--- Given entries ---
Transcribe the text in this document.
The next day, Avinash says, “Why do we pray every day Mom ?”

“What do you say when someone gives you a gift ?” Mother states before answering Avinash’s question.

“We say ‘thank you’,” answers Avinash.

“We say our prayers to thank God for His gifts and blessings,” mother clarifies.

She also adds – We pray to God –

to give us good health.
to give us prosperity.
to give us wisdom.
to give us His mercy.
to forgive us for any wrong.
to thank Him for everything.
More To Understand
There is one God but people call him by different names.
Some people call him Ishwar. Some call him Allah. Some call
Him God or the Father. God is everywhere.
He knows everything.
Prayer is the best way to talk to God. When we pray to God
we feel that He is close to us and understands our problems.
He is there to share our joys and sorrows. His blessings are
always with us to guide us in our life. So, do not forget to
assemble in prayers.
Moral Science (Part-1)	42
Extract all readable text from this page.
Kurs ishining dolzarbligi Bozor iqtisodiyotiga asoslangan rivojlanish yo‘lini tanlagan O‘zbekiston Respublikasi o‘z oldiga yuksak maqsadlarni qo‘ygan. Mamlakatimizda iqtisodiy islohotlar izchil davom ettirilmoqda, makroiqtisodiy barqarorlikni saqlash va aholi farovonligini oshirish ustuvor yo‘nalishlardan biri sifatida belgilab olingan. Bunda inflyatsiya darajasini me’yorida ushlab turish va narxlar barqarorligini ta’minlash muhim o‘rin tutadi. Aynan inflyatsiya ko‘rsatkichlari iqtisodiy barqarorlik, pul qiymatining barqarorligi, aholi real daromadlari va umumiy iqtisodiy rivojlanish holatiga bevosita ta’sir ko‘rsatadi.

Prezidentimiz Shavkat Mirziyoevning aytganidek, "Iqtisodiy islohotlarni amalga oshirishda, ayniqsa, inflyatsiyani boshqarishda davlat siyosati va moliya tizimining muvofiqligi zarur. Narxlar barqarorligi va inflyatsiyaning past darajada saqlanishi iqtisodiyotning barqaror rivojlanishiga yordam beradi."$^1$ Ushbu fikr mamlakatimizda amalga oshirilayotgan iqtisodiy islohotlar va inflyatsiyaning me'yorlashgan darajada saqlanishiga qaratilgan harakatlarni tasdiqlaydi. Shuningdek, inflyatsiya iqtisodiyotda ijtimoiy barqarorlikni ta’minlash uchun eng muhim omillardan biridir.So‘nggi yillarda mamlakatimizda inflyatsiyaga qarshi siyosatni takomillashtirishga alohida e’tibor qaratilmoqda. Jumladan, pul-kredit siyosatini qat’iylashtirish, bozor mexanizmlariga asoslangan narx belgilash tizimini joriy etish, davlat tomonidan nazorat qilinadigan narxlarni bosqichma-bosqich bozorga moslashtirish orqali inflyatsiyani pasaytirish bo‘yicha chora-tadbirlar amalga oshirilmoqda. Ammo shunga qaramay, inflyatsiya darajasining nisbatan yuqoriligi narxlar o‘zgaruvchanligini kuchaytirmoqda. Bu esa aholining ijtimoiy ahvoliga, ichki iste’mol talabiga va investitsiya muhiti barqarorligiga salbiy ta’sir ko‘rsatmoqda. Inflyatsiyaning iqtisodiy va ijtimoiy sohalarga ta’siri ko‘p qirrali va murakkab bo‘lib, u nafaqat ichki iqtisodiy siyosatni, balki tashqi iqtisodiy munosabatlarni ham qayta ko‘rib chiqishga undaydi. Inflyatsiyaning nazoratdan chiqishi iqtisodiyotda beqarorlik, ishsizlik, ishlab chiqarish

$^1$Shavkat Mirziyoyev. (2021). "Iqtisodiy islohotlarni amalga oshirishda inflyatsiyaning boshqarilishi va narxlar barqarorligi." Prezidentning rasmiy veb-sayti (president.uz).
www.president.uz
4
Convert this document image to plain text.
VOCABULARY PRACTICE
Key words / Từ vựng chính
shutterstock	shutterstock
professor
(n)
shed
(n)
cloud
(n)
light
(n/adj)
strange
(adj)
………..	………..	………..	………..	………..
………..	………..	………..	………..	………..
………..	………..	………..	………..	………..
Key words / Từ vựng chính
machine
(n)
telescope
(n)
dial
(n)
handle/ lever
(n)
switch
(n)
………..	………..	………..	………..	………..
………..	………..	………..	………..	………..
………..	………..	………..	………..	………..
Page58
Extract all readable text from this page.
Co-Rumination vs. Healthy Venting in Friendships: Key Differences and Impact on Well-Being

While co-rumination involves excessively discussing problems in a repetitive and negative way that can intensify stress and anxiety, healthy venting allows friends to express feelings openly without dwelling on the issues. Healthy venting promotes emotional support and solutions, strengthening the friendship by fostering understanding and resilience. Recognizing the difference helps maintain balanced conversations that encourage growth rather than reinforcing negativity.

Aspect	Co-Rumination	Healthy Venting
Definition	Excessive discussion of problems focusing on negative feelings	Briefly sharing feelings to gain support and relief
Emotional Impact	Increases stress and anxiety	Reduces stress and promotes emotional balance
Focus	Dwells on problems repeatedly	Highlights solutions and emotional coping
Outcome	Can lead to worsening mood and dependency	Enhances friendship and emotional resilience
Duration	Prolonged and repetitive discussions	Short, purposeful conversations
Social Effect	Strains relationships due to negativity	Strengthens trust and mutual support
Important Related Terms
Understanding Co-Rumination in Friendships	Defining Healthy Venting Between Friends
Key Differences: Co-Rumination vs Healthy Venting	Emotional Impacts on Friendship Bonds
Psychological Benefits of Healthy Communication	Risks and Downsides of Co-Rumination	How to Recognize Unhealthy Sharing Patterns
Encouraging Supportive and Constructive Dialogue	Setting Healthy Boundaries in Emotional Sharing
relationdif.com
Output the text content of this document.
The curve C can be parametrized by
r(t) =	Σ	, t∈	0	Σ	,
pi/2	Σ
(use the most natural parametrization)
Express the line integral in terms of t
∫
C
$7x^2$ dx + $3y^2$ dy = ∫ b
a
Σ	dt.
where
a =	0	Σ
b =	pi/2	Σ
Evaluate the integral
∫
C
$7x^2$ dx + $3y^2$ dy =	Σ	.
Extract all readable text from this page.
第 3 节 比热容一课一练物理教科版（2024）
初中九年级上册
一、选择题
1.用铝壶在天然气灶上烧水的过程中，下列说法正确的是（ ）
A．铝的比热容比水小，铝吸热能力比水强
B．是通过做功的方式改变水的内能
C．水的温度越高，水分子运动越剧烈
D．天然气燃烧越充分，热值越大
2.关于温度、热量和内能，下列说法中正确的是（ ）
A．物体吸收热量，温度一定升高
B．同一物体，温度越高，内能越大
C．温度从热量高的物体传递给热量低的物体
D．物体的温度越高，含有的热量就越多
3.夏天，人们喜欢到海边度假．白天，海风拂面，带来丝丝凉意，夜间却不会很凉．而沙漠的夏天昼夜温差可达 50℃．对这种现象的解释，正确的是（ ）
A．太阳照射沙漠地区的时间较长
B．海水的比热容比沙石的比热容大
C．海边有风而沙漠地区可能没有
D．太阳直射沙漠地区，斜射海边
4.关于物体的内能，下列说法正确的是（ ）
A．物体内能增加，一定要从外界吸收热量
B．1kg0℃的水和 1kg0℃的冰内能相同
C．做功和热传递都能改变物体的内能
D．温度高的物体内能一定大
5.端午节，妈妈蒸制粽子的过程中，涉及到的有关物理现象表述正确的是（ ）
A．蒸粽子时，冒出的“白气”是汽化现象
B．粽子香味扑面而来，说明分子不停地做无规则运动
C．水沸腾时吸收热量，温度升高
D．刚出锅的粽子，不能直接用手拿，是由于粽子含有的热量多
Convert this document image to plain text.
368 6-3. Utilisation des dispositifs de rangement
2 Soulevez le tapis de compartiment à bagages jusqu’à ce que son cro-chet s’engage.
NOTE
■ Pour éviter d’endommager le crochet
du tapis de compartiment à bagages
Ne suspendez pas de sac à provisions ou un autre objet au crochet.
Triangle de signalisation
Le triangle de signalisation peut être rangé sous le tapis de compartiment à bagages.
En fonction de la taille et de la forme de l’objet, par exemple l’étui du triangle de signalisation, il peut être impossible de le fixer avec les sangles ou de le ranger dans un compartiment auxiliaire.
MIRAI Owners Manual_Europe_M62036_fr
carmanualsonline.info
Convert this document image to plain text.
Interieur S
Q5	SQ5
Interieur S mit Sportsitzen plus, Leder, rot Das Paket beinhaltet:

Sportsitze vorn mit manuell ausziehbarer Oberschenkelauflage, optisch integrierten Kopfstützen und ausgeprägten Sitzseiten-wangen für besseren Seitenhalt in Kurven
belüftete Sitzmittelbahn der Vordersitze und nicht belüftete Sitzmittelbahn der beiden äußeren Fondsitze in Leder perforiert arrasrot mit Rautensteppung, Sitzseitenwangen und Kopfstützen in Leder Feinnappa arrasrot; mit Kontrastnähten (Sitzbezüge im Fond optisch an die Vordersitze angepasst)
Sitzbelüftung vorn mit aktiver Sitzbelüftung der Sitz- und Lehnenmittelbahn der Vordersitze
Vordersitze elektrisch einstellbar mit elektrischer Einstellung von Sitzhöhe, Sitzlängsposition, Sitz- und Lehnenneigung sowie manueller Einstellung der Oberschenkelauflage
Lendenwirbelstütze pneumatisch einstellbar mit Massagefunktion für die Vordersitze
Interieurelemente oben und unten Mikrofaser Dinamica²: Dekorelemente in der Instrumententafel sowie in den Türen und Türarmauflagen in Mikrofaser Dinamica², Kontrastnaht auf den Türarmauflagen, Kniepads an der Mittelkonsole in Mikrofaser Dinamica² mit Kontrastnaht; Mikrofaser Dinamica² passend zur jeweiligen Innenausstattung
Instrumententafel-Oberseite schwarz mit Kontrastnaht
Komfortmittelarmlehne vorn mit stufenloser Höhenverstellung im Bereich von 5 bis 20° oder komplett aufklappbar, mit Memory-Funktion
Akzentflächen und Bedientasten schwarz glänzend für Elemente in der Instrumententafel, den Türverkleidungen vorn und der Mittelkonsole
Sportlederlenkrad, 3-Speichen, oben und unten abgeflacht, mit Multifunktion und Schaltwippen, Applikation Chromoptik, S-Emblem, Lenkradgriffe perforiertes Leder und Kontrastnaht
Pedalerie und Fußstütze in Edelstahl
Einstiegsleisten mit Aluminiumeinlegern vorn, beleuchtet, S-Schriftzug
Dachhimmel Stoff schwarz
---
▶ **Instructions to follow**
Extract, from the listing above, every line where the string "thank" occurs.

▶ **Task result**
“We say ‘thank you’,” answers Avinash.
“We say our prayers to thank God for His gifts and blessings,” mother clarifies.
to thank Him for everything.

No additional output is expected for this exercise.